DIRECTIONS FOR THIS TASK: From the passage on aliasing checks, extract the part that starts at the words "In the benchmark, there" and stops after the words "aliasing checks overwhelming.", copying it word for word.

PAGE TEXT:
Below is the complete list of 21 pairwise disjointness (non-aliasing) checks needed for vectorization safety. These ensure that the read and write memory regions accessed do not overlap:

# Check Description
1 a + off_1 vs x
2 a + off_1 vs y
3 a + off_1 vs z
4 b + off_1 vs x
5 b + off_1 vs y
6 b + off_1 vs z
7 a + off_2 vs x
8 a + off_2 vs y
9 a + off_2 vs z
10 b + off_2 vs x
11 b + off_2 vs y
12 b + off_2 vs z
13 a + off_3 vs x
14 a + off_3 vs y
15 a + off_3 vs z
16 b + off_3 vs x
17 b + off_3 vs y
18 b + off_3 vs z
19 x vs y
20 x vs z
21 y vs z

Instead of checking every pair, we can derive lower/upper bounds on the regions accessed in a and b and reduce the number of checks to 13:

# Check Description Comment
1 a + off_1 vs a + off_2 Determine boundaries of a
2 prev-range vs a + off_3 Determine boundaries of a
3 b + off_1 vs b + off_2 Determine boundaries of b
4 prev-range vs b + off_3 Determine boundaries of b
5 range of a vs x
6 range of a vs y
7 range of a vs z
8 range of b vs x
9 range of b vs y
10 range of b vs z
11 x vs y
12 x vs z
13 y vs z

In the benchmark, there are approximately 20–30 groups of objects being read, followed by 6–11 objects being written. These 20–30 groups access different memory locations multiple times, depending on an outer loop variable, which makes the number of required aliasing checks overwhelming.

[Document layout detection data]
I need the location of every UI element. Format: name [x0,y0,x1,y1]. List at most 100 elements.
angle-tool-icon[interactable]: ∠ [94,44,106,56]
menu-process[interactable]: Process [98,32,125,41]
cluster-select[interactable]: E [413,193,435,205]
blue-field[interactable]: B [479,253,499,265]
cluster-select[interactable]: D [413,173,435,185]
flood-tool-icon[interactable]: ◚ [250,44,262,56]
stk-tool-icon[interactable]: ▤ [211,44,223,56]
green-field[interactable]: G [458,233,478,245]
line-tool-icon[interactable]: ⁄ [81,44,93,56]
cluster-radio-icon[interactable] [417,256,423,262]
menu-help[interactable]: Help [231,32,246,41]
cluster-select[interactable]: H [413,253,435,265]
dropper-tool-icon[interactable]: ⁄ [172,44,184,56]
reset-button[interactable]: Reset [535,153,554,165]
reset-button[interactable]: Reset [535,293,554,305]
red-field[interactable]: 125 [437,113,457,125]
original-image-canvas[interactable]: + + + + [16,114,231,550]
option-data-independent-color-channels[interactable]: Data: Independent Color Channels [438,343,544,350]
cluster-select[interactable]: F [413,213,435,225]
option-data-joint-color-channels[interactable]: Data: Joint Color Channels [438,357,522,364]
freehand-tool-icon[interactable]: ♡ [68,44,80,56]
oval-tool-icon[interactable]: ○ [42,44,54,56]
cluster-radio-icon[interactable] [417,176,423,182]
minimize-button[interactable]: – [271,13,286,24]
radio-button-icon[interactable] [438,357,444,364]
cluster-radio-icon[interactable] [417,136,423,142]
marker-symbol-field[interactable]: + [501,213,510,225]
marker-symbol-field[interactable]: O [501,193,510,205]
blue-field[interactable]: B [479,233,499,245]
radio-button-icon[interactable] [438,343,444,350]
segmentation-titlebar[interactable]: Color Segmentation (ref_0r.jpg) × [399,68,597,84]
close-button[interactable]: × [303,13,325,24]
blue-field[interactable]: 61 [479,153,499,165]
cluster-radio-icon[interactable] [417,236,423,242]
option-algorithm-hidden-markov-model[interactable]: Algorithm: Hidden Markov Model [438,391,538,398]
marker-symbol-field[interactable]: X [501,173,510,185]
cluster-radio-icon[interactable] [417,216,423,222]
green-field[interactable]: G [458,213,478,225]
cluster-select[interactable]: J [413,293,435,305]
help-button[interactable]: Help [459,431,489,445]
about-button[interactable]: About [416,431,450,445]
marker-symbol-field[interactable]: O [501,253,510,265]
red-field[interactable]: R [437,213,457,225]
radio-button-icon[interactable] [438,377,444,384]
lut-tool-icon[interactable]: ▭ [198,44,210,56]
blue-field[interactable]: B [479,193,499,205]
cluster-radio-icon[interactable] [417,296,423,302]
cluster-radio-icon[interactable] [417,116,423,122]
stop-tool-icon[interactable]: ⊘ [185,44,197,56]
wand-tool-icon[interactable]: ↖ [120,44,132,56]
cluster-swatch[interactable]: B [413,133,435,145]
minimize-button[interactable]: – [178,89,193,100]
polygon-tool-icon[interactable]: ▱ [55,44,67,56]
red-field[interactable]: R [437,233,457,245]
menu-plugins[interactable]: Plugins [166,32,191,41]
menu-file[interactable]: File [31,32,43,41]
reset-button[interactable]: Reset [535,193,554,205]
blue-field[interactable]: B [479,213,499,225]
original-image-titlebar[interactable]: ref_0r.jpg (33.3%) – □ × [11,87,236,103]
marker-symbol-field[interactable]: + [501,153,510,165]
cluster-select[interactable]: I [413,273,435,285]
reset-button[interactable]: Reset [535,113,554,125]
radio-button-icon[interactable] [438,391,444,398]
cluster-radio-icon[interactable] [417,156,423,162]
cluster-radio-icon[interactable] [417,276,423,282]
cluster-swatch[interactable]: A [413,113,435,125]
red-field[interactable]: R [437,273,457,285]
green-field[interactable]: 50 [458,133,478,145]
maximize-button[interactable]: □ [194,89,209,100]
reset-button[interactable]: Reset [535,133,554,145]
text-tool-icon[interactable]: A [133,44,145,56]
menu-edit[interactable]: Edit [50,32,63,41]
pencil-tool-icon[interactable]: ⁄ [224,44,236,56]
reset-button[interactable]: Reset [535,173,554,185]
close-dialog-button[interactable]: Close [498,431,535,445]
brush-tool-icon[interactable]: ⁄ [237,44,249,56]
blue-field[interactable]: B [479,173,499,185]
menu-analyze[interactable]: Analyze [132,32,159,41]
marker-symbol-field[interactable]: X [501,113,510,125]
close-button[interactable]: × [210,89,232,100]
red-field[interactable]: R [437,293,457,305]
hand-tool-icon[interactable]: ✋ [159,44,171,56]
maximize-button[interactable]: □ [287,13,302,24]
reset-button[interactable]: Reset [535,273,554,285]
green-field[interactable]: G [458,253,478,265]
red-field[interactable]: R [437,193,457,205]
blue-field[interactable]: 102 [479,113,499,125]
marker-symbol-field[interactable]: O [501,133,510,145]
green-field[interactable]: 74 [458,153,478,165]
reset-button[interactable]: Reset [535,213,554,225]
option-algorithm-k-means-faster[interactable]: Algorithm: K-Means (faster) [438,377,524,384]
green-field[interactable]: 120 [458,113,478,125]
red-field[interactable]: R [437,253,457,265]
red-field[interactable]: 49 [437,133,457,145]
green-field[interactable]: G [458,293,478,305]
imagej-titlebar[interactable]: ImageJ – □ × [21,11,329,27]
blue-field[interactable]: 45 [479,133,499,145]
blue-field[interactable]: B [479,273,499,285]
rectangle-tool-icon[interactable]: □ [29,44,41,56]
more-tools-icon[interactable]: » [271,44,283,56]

OUTPUT OF THE EXERCISE:
In the benchmark, there are approximately 20–30 groups of objects being read, followed by 6–11 objects being written. These 20–30 groups access different memory locations multiple times, depending on an outer loop variable, which makes the number of required aliasing checks overwhelming.